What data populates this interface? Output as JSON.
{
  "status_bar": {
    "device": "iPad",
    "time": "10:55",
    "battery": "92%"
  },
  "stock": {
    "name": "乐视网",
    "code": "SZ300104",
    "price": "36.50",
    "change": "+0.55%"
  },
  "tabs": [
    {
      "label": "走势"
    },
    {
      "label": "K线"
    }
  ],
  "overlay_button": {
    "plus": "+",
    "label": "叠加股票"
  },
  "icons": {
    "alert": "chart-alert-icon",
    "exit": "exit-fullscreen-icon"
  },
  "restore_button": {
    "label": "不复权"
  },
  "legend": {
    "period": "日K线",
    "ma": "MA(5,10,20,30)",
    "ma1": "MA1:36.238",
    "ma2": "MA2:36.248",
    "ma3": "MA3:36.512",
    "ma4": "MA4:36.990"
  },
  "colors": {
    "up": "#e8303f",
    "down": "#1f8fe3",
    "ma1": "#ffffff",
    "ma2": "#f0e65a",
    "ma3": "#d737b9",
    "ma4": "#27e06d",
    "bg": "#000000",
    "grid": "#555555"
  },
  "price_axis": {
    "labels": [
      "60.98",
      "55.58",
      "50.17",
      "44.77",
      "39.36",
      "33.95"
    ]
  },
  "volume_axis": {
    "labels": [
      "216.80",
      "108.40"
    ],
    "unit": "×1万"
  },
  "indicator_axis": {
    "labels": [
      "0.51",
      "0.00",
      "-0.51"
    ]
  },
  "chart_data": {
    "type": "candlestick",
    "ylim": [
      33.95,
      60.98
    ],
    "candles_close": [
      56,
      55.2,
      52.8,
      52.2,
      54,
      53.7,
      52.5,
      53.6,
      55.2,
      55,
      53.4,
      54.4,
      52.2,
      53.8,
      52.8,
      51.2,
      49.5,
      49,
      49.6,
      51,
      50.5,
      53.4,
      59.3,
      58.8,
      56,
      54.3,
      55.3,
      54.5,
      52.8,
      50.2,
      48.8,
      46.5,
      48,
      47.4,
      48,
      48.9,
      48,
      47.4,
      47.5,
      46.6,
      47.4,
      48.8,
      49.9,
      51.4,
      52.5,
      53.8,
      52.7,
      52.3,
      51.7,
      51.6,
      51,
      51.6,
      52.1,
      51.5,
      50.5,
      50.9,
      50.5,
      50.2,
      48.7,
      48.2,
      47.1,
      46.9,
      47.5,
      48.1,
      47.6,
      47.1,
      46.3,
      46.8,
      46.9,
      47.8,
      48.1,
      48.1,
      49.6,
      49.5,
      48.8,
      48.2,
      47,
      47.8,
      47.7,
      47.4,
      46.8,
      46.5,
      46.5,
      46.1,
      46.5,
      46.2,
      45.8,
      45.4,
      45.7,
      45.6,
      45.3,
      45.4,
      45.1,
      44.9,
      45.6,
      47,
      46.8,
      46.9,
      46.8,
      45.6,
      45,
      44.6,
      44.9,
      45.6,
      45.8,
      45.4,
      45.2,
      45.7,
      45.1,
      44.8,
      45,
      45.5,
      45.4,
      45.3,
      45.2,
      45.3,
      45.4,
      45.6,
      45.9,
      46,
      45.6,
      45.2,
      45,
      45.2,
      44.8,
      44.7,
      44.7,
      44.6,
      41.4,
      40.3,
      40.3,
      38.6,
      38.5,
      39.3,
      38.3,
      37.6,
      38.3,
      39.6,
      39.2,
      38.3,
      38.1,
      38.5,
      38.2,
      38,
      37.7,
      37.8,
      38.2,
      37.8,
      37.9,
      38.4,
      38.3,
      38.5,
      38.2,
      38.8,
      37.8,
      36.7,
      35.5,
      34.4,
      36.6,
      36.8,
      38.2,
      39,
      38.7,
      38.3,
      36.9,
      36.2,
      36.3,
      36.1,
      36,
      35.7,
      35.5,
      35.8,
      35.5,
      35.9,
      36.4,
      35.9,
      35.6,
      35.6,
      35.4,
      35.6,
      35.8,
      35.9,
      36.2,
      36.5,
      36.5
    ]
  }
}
■ ■ ■
→ **Set task**: Please reproduce every line of the material word for word.

→ **Output of the task**:
What data populates this interface? Output as JSON.
{
  "status_bar": {
    "device": "iPad",
    "time": "10:55",
    "battery": "92%"
  },
  "stock": {
    "name": "乐视网",
    "code": "SZ300104",
    "price": "36.50",
    "change": "+0.55%"
  },
  "tabs": [
    {
      "label": "走势"
    },
    {
      "label": "K线"
    }
  ],
  "overlay_button": {
    "plus": "+",
    "label": "叠加股票"
  },
  "icons": {
    "alert": "chart-alert-icon",
    "exit": "exit-fullscreen-icon"
  },
  "restore_button": {
    "label": "不复权"
  },
  "legend": {
    "period": "日K线",
    "ma": "MA(5,10,20,30)",
    "ma1": "MA1:36.238",
    "ma2": "MA2:36.248",
    "ma3": "MA3:36.512",
    "ma4": "MA4:36.990"
  },
  "colors": {
    "up": "#e8303f",
    "down": "#1f8fe3",
    "ma1": "#ffffff",
    "ma2": "#f0e65a",
    "ma3": "#d737b9",
    "ma4": "#27e06d",
    "bg": "#000000",
    "grid": "#555555"
  },
  "price_axis": {
    "labels": [
      "60.98",
      "55.58",
      "50.17",
      "44.77",
      "39.36",
      "33.95"
    ]
  },
  "volume_axis": {
    "labels": [
      "216.80",
      "108.40"
    ],
    "unit": "×1万"
  },
  "indicator_axis": {
    "labels": [
      "0.51",
      "0.00",
      "-0.51"
    ]
  },
  "chart_data": {
    "type": "candlestick",
    "ylim": [
      33.95,
      60.98
    ],
    "candles_close": [
      56,
      55.2,
      52.8,
      52.2,
      54,
      53.7,
      52.5,
      53.6,
      55.2,
      55,
      53.4,
      54.4,
      52.2,
      53.8,
      52.8,
      51.2,
      49.5,
      49,
      49.6,
      51,
      50.5,
      53.4,
      59.3,
      58.8,
      56,
      54.3,
      55.3,
      54.5,
      52.8,
      50.2,
      48.8,
      46.5,
      48,
      47.4,
      48,
      48.9,
      48,
      47.4,
      47.5,
      46.6,
      47.4,
      48.8,
      49.9,
      51.4,
      52.5,
      53.8,
      52.7,
      52.3,
      51.7,
      51.6,
      51,
      51.6,
      52.1,
      51.5,
      50.5,
      50.9,
      50.5,
      50.2,
      48.7,
      48.2,
      47.1,
      46.9,
      47.5,
      48.1,
      47.6,
      47.1,
      46.3,
      46.8,
      46.9,
      47.8,
      48.1,
      48.1,
      49.6,
      49.5,
      48.8,
      48.2,
      47,
      47.8,
      47.7,
      47.4,
      46.8,
      46.5,
      46.5,
      46.1,
      46.5,
      46.2,
      45.8,
      45.4,
      45.7,
      45.6,
      45.3,
      45.4,
      45.1,
      44.9,
      45.6,
      47,
      46.8,
      46.9,
      46.8,
      45.6,
      45,
      44.6,
      44.9,
      45.6,
      45.8,
      45.4,
      45.2,
      45.7,
      45.1,
      44.8,
      45,
      45.5,
      45.4,
      45.3,
      45.2,
      45.3,
      45.4,
      45.6,
      45.9,
      46,
      45.6,
      45.2,
      45,
      45.2,
      44.8,
      44.7,
      44.7,
      44.6,
      41.4,
      40.3,
      40.3,
      38.6,
      38.5,
      39.3,
      38.3,
      37.6,
      38.3,
      39.6,
      39.2,
      38.3,
      38.1,
      38.5,
      38.2,
      38,
      37.7,
      37.8,
      38.2,
      37.8,
      37.9,
      38.4,
      38.3,
      38.5,
      38.2,
      38.8,
      37.8,
      36.7,
      35.5,
      34.4,
      36.6,
      36.8,
      38.2,
      39,
      38.7,
      38.3,
      36.9,
      36.2,
      36.3,
      36.1,
      36,
      35.7,
      35.5,
      35.8,
      35.5,
      35.9,
      36.4,
      35.9,
      35.6,
      35.6,
      35.4,
      35.6,
      35.8,
      35.9,
      36.2,
      36.5,
      36.5
    ]
  }
}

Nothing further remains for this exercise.